To be done: Write out the whole listing word for word.

Provided information:
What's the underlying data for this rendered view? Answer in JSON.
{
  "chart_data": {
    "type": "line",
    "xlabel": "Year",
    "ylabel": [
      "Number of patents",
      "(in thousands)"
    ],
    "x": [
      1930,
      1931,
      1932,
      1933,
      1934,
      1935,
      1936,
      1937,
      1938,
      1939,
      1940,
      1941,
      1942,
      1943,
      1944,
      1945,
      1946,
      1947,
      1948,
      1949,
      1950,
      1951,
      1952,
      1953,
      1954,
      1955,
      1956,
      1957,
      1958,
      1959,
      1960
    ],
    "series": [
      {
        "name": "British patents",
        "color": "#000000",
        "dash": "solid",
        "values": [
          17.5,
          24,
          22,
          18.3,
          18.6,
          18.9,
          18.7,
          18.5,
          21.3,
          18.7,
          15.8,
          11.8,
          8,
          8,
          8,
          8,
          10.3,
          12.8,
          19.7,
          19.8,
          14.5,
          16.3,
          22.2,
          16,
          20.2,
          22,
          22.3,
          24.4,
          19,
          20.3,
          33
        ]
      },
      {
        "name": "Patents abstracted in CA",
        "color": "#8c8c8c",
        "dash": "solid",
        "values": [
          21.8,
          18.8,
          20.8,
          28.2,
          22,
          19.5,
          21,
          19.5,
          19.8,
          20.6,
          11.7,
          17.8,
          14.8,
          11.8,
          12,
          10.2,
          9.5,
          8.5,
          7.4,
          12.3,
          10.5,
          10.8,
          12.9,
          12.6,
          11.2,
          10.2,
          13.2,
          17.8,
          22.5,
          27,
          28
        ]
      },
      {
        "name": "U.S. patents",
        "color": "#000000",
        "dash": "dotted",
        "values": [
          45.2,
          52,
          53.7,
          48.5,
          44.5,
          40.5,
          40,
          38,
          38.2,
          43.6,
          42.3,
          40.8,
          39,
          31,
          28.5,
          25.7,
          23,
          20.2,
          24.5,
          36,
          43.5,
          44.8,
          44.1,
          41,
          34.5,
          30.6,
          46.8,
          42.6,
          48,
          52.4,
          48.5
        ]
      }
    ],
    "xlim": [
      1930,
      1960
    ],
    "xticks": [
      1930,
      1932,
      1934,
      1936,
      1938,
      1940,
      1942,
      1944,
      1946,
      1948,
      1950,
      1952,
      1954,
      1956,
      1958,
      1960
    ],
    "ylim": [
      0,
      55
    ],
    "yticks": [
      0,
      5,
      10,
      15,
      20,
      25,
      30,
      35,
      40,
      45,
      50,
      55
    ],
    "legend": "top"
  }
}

Problem solution:
What's the underlying data for this rendered view? Answer in JSON.
{
  "chart_data": {
    "type": "line",
    "xlabel": "Year",
    "ylabel": [
      "Number of patents",
      "(in thousands)"
    ],
    "x": [
      1930,
      1931,
      1932,
      1933,
      1934,
      1935,
      1936,
      1937,
      1938,
      1939,
      1940,
      1941,
      1942,
      1943,
      1944,
      1945,
      1946,
      1947,
      1948,
      1949,
      1950,
      1951,
      1952,
      1953,
      1954,
      1955,
      1956,
      1957,
      1958,
      1959,
      1960
    ],
    "series": [
      {
        "name": "British patents",
        "color": "#000000",
        "dash": "solid",
        "values": [
          17.5,
          24,
          22,
          18.3,
          18.6,
          18.9,
          18.7,
          18.5,
          21.3,
          18.7,
          15.8,
          11.8,
          8,
          8,
          8,
          8,
          10.3,
          12.8,
          19.7,
          19.8,
          14.5,
          16.3,
          22.2,
          16,
          20.2,
          22,
          22.3,
          24.4,
          19,
          20.3,
          33
        ]
      },
      {
        "name": "Patents abstracted in CA",
        "color": "#8c8c8c",
        "dash": "solid",
        "values": [
          21.8,
          18.8,
          20.8,
          28.2,
          22,
          19.5,
          21,
          19.5,
          19.8,
          20.6,
          11.7,
          17.8,
          14.8,
          11.8,
          12,
          10.2,
          9.5,
          8.5,
          7.4,
          12.3,
          10.5,
          10.8,
          12.9,
          12.6,
          11.2,
          10.2,
          13.2,
          17.8,
          22.5,
          27,
          28
        ]
      },
      {
        "name": "U.S. patents",
        "color": "#000000",
        "dash": "dotted",
        "values": [
          45.2,
          52,
          53.7,
          48.5,
          44.5,
          40.5,
          40,
          38,
          38.2,
          43.6,
          42.3,
          40.8,
          39,
          31,
          28.5,
          25.7,
          23,
          20.2,
          24.5,
          36,
          43.5,
          44.8,
          44.1,
          41,
          34.5,
          30.6,
          46.8,
          42.6,
          48,
          52.4,
          48.5
        ]
      }
    ],
    "xlim": [
      1930,
      1960
    ],
    "xticks": [
      1930,
      1932,
      1934,
      1936,
      1938,
      1940,
      1942,
      1944,
      1946,
      1948,
      1950,
      1952,
      1954,
      1956,
      1958,
      1960
    ],
    "ylim": [
      0,
      55
    ],
    "yticks": [
      0,
      5,
      10,
      15,
      20,
      25,
      30,
      35,
      40,
      45,
      50,
      55
    ],
    "legend": "top"
  }
}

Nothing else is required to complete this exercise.